## Problem statement
Print the entries that appear below, exactly as written and without their pictures.

# Supplied records start

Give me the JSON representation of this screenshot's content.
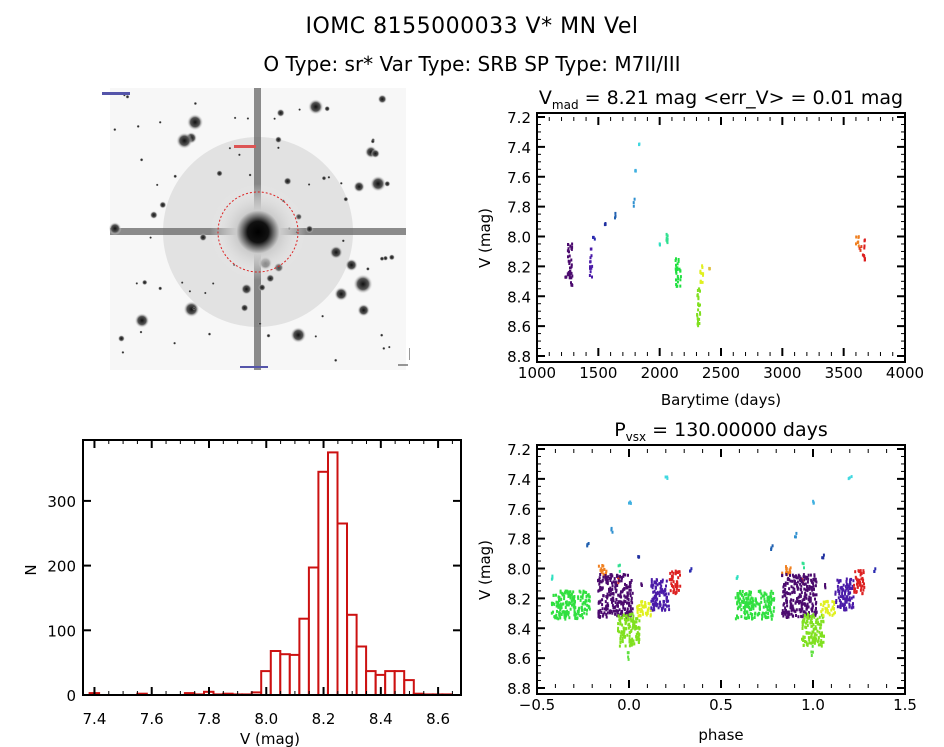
{
  "header": {
    "title": "IOMC 8155000033    V* MN Vel",
    "subtitle": "O Type: sr*   Var Type: SRB   SP Type: M7II/III"
  },
  "finder_image": {
    "description": "Grayscale star field finder chart centered on target with red dashed circle",
    "marker_color": "#dd2222"
  },
  "chart_data": [
    {
      "id": "lightcurve",
      "type": "scatter",
      "title_main": "V",
      "title_sub": "mad",
      "title_rest": " = 8.21 mag <err_V> = 0.01 mag",
      "xlabel": "Barytime (days)",
      "ylabel": "V (mag)",
      "xlim": [
        1000,
        4000
      ],
      "ylim": [
        7.2,
        8.8
      ],
      "y_inverted": true,
      "xticks": [
        "1000",
        "1500",
        "2000",
        "2500",
        "3000",
        "3500",
        "4000"
      ],
      "yticks": [
        "7.2",
        "7.4",
        "7.6",
        "7.8",
        "8.0",
        "8.2",
        "8.4",
        "8.6",
        "8.8"
      ],
      "clusters": [
        {
          "x": [
            1225,
            1235
          ],
          "y": [
            8.25,
            8.3
          ],
          "color": "#4b0a6e"
        },
        {
          "x": [
            1250,
            1290
          ],
          "y": [
            8.04,
            8.33
          ],
          "color": "#4b0a6e"
        },
        {
          "x": [
            1430,
            1450
          ],
          "y": [
            8.07,
            8.3
          ],
          "color": "#4a1aa8"
        },
        {
          "x": [
            1455,
            1460
          ],
          "y": [
            8.0,
            8.02
          ],
          "color": "#2a2ab0"
        },
        {
          "x": [
            1550,
            1560
          ],
          "y": [
            7.91,
            7.93
          ],
          "color": "#2030a0"
        },
        {
          "x": [
            1635,
            1640
          ],
          "y": [
            7.83,
            7.89
          ],
          "color": "#2060b0"
        },
        {
          "x": [
            1785,
            1790
          ],
          "y": [
            7.73,
            7.8
          ],
          "color": "#2f90d0"
        },
        {
          "x": [
            1800,
            1805
          ],
          "y": [
            7.55,
            7.57
          ],
          "color": "#40b0e0"
        },
        {
          "x": [
            1820,
            1830
          ],
          "y": [
            7.38,
            7.4
          ],
          "color": "#40d8e0"
        },
        {
          "x": [
            1995,
            2015
          ],
          "y": [
            8.04,
            8.08
          ],
          "color": "#30e0c0"
        },
        {
          "x": [
            2040,
            2065
          ],
          "y": [
            7.96,
            8.06
          ],
          "color": "#30e090"
        },
        {
          "x": [
            2130,
            2175
          ],
          "y": [
            8.14,
            8.34
          ],
          "color": "#20e040"
        },
        {
          "x": [
            2305,
            2330
          ],
          "y": [
            8.3,
            8.61
          ],
          "color": "#80e020"
        },
        {
          "x": [
            2330,
            2355
          ],
          "y": [
            8.16,
            8.32
          ],
          "color": "#e0f020"
        },
        {
          "x": [
            2395,
            2410
          ],
          "y": [
            8.21,
            8.23
          ],
          "color": "#e0c040"
        },
        {
          "x": [
            3600,
            3625
          ],
          "y": [
            7.98,
            8.07
          ],
          "color": "#f08020"
        },
        {
          "x": [
            3625,
            3645
          ],
          "y": [
            8.05,
            8.1
          ],
          "color": "#e04020"
        },
        {
          "x": [
            3655,
            3675
          ],
          "y": [
            8.01,
            8.17
          ],
          "color": "#dd2020"
        }
      ]
    },
    {
      "id": "histogram",
      "type": "bar",
      "title": "",
      "xlabel": "V (mag)",
      "ylabel": "N",
      "xlim": [
        7.36,
        8.68
      ],
      "ylim": [
        0,
        394
      ],
      "xticks": [
        "7.4",
        "7.6",
        "7.8",
        "8.0",
        "8.2",
        "8.4",
        "8.6"
      ],
      "yticks": [
        "0",
        "100",
        "200",
        "300"
      ],
      "bin_width": 0.0333,
      "bin_start": 7.383,
      "values": [
        3,
        0,
        0,
        0,
        0,
        2,
        0,
        0,
        0,
        0,
        3,
        1,
        5,
        1,
        2,
        1,
        1,
        4,
        37,
        68,
        63,
        62,
        118,
        197,
        345,
        375,
        265,
        124,
        75,
        37,
        31,
        37,
        37,
        23,
        2,
        1,
        1,
        1
      ],
      "color": "#cc1111"
    },
    {
      "id": "phased",
      "type": "scatter",
      "title_main": "P",
      "title_sub": "vsx",
      "title_rest": " = 130.00000 days",
      "xlabel": "phase",
      "ylabel": "V (mag)",
      "xlim": [
        -0.5,
        1.5
      ],
      "ylim": [
        7.2,
        8.8
      ],
      "y_inverted": true,
      "xticks": [
        "−0.5",
        "0.0",
        "0.5",
        "1.0",
        "1.5"
      ],
      "yticks": [
        "7.2",
        "7.4",
        "7.6",
        "7.8",
        "8.0",
        "8.2",
        "8.4",
        "8.6",
        "8.8"
      ],
      "period_days": 130.0,
      "clusters": [
        {
          "x": [
            -0.42,
            -0.41
          ],
          "y": [
            8.04,
            8.08
          ],
          "color": "#30e0c0"
        },
        {
          "x": [
            -0.42,
            -0.21
          ],
          "y": [
            8.15,
            8.34
          ],
          "color": "#30e040"
        },
        {
          "x": [
            -0.23,
            -0.22
          ],
          "y": [
            7.83,
            7.89
          ],
          "color": "#2060b0"
        },
        {
          "x": [
            -0.17,
            -0.12
          ],
          "y": [
            7.98,
            8.05
          ],
          "color": "#f08020"
        },
        {
          "x": [
            -0.1,
            -0.09
          ],
          "y": [
            7.73,
            7.8
          ],
          "color": "#2f90d0"
        },
        {
          "x": [
            -0.06,
            -0.05
          ],
          "y": [
            7.96,
            8.02
          ],
          "color": "#30e090"
        },
        {
          "x": [
            -0.06,
            -0.05
          ],
          "y": [
            8.05,
            8.1
          ],
          "color": "#e04020"
        },
        {
          "x": [
            -0.17,
            0.02
          ],
          "y": [
            8.04,
            8.33
          ],
          "color": "#4b0a6e"
        },
        {
          "x": [
            0.0,
            0.005
          ],
          "y": [
            7.55,
            7.57
          ],
          "color": "#40b0e0"
        },
        {
          "x": [
            -0.06,
            0.06
          ],
          "y": [
            8.3,
            8.52
          ],
          "color": "#80e020"
        },
        {
          "x": [
            -0.01,
            0.0
          ],
          "y": [
            8.52,
            8.61
          ],
          "color": "#60e040"
        },
        {
          "x": [
            0.04,
            0.12
          ],
          "y": [
            8.22,
            8.32
          ],
          "color": "#e0f020"
        },
        {
          "x": [
            0.05,
            0.06
          ],
          "y": [
            7.91,
            7.93
          ],
          "color": "#2030a0"
        },
        {
          "x": [
            0.06,
            0.07
          ],
          "y": [
            8.1,
            8.13
          ],
          "color": "#4b0a6e"
        },
        {
          "x": [
            0.12,
            0.22
          ],
          "y": [
            8.07,
            8.28
          ],
          "color": "#4a1aa8"
        },
        {
          "x": [
            0.19,
            0.21
          ],
          "y": [
            7.38,
            7.4
          ],
          "color": "#40d8e0"
        },
        {
          "x": [
            0.22,
            0.28
          ],
          "y": [
            8.01,
            8.17
          ],
          "color": "#dd2020"
        },
        {
          "x": [
            0.33,
            0.34
          ],
          "y": [
            8.0,
            8.02
          ],
          "color": "#2a2ab0"
        }
      ]
    }
  ]
}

# Supplied records end

## Exercise solution
Give me the JSON representation of this screenshot's content.
{
  "header": {
    "title": "IOMC 8155000033    V* MN Vel",
    "subtitle": "O Type: sr*   Var Type: SRB   SP Type: M7II/III"
  },
  "finder_image": {
    "description": "Grayscale star field finder chart centered on target with red dashed circle",
    "marker_color": "#dd2222"
  },
  "chart_data": [
    {
      "id": "lightcurve",
      "type": "scatter",
      "title_main": "V",
      "title_sub": "mad",
      "title_rest": " = 8.21 mag <err_V> = 0.01 mag",
      "xlabel": "Barytime (days)",
      "ylabel": "V (mag)",
      "xlim": [
        1000,
        4000
      ],
      "ylim": [
        7.2,
        8.8
      ],
      "y_inverted": true,
      "xticks": [
        "1000",
        "1500",
        "2000",
        "2500",
        "3000",
        "3500",
        "4000"
      ],
      "yticks": [
        "7.2",
        "7.4",
        "7.6",
        "7.8",
        "8.0",
        "8.2",
        "8.4",
        "8.6",
        "8.8"
      ],
      "clusters": [
        {
          "x": [
            1225,
            1235
          ],
          "y": [
            8.25,
            8.3
          ],
          "color": "#4b0a6e"
        },
        {
          "x": [
            1250,
            1290
          ],
          "y": [
            8.04,
            8.33
          ],
          "color": "#4b0a6e"
        },
        {
          "x": [
            1430,
            1450
          ],
          "y": [
            8.07,
            8.3
          ],
          "color": "#4a1aa8"
        },
        {
          "x": [
            1455,
            1460
          ],
          "y": [
            8.0,
            8.02
          ],
          "color": "#2a2ab0"
        },
        {
          "x": [
            1550,
            1560
          ],
          "y": [
            7.91,
            7.93
          ],
          "color": "#2030a0"
        },
        {
          "x": [
            1635,
            1640
          ],
          "y": [
            7.83,
            7.89
          ],
          "color": "#2060b0"
        },
        {
          "x": [
            1785,
            1790
          ],
          "y": [
            7.73,
            7.8
          ],
          "color": "#2f90d0"
        },
        {
          "x": [
            1800,
            1805
          ],
          "y": [
            7.55,
            7.57
          ],
          "color": "#40b0e0"
        },
        {
          "x": [
            1820,
            1830
          ],
          "y": [
            7.38,
            7.4
          ],
          "color": "#40d8e0"
        },
        {
          "x": [
            1995,
            2015
          ],
          "y": [
            8.04,
            8.08
          ],
          "color": "#30e0c0"
        },
        {
          "x": [
            2040,
            2065
          ],
          "y": [
            7.96,
            8.06
          ],
          "color": "#30e090"
        },
        {
          "x": [
            2130,
            2175
          ],
          "y": [
            8.14,
            8.34
          ],
          "color": "#20e040"
        },
        {
          "x": [
            2305,
            2330
          ],
          "y": [
            8.3,
            8.61
          ],
          "color": "#80e020"
        },
        {
          "x": [
            2330,
            2355
          ],
          "y": [
            8.16,
            8.32
          ],
          "color": "#e0f020"
        },
        {
          "x": [
            2395,
            2410
          ],
          "y": [
            8.21,
            8.23
          ],
          "color": "#e0c040"
        },
        {
          "x": [
            3600,
            3625
          ],
          "y": [
            7.98,
            8.07
          ],
          "color": "#f08020"
        },
        {
          "x": [
            3625,
            3645
          ],
          "y": [
            8.05,
            8.1
          ],
          "color": "#e04020"
        },
        {
          "x": [
            3655,
            3675
          ],
          "y": [
            8.01,
            8.17
          ],
          "color": "#dd2020"
        }
      ]
    },
    {
      "id": "histogram",
      "type": "bar",
      "title": "",
      "xlabel": "V (mag)",
      "ylabel": "N",
      "xlim": [
        7.36,
        8.68
      ],
      "ylim": [
        0,
        394
      ],
      "xticks": [
        "7.4",
        "7.6",
        "7.8",
        "8.0",
        "8.2",
        "8.4",
        "8.6"
      ],
      "yticks": [
        "0",
        "100",
        "200",
        "300"
      ],
      "bin_width": 0.0333,
      "bin_start": 7.383,
      "values": [
        3,
        0,
        0,
        0,
        0,
        2,
        0,
        0,
        0,
        0,
        3,
        1,
        5,
        1,
        2,
        1,
        1,
        4,
        37,
        68,
        63,
        62,
        118,
        197,
        345,
        375,
        265,
        124,
        75,
        37,
        31,
        37,
        37,
        23,
        2,
        1,
        1,
        1
      ],
      "color": "#cc1111"
    },
    {
      "id": "phased",
      "type": "scatter",
      "title_main": "P",
      "title_sub": "vsx",
      "title_rest": " = 130.00000 days",
      "xlabel": "phase",
      "ylabel": "V (mag)",
      "xlim": [
        -0.5,
        1.5
      ],
      "ylim": [
        7.2,
        8.8
      ],
      "y_inverted": true,
      "xticks": [
        "−0.5",
        "0.0",
        "0.5",
        "1.0",
        "1.5"
      ],
      "yticks": [
        "7.2",
        "7.4",
        "7.6",
        "7.8",
        "8.0",
        "8.2",
        "8.4",
        "8.6",
        "8.8"
      ],
      "period_days": 130.0,
      "clusters": [
        {
          "x": [
            -0.42,
            -0.41
          ],
          "y": [
            8.04,
            8.08
          ],
          "color": "#30e0c0"
        },
        {
          "x": [
            -0.42,
            -0.21
          ],
          "y": [
            8.15,
            8.34
          ],
          "color": "#30e040"
        },
        {
          "x": [
            -0.23,
            -0.22
          ],
          "y": [
            7.83,
            7.89
          ],
          "color": "#2060b0"
        },
        {
          "x": [
            -0.17,
            -0.12
          ],
          "y": [
            7.98,
            8.05
          ],
          "color": "#f08020"
        },
        {
          "x": [
            -0.1,
            -0.09
          ],
          "y": [
            7.73,
            7.8
          ],
          "color": "#2f90d0"
        },
        {
          "x": [
            -0.06,
            -0.05
          ],
          "y": [
            7.96,
            8.02
          ],
          "color": "#30e090"
        },
        {
          "x": [
            -0.06,
            -0.05
          ],
          "y": [
            8.05,
            8.1
          ],
          "color": "#e04020"
        },
        {
          "x": [
            -0.17,
            0.02
          ],
          "y": [
            8.04,
            8.33
          ],
          "color": "#4b0a6e"
        },
        {
          "x": [
            0.0,
            0.005
          ],
          "y": [
            7.55,
            7.57
          ],
          "color": "#40b0e0"
        },
        {
          "x": [
            -0.06,
            0.06
          ],
          "y": [
            8.3,
            8.52
          ],
          "color": "#80e020"
        },
        {
          "x": [
            -0.01,
            0.0
          ],
          "y": [
            8.52,
            8.61
          ],
          "color": "#60e040"
        },
        {
          "x": [
            0.04,
            0.12
          ],
          "y": [
            8.22,
            8.32
          ],
          "color": "#e0f020"
        },
        {
          "x": [
            0.05,
            0.06
          ],
          "y": [
            7.91,
            7.93
          ],
          "color": "#2030a0"
        },
        {
          "x": [
            0.06,
            0.07
          ],
          "y": [
            8.1,
            8.13
          ],
          "color": "#4b0a6e"
        },
        {
          "x": [
            0.12,
            0.22
          ],
          "y": [
            8.07,
            8.28
          ],
          "color": "#4a1aa8"
        },
        {
          "x": [
            0.19,
            0.21
          ],
          "y": [
            7.38,
            7.4
          ],
          "color": "#40d8e0"
        },
        {
          "x": [
            0.22,
            0.28
          ],
          "y": [
            8.01,
            8.17
          ],
          "color": "#dd2020"
        },
        {
          "x": [
            0.33,
            0.34
          ],
          "y": [
            8.0,
            8.02
          ],
          "color": "#2a2ab0"
        }
      ]
    }
  ]
}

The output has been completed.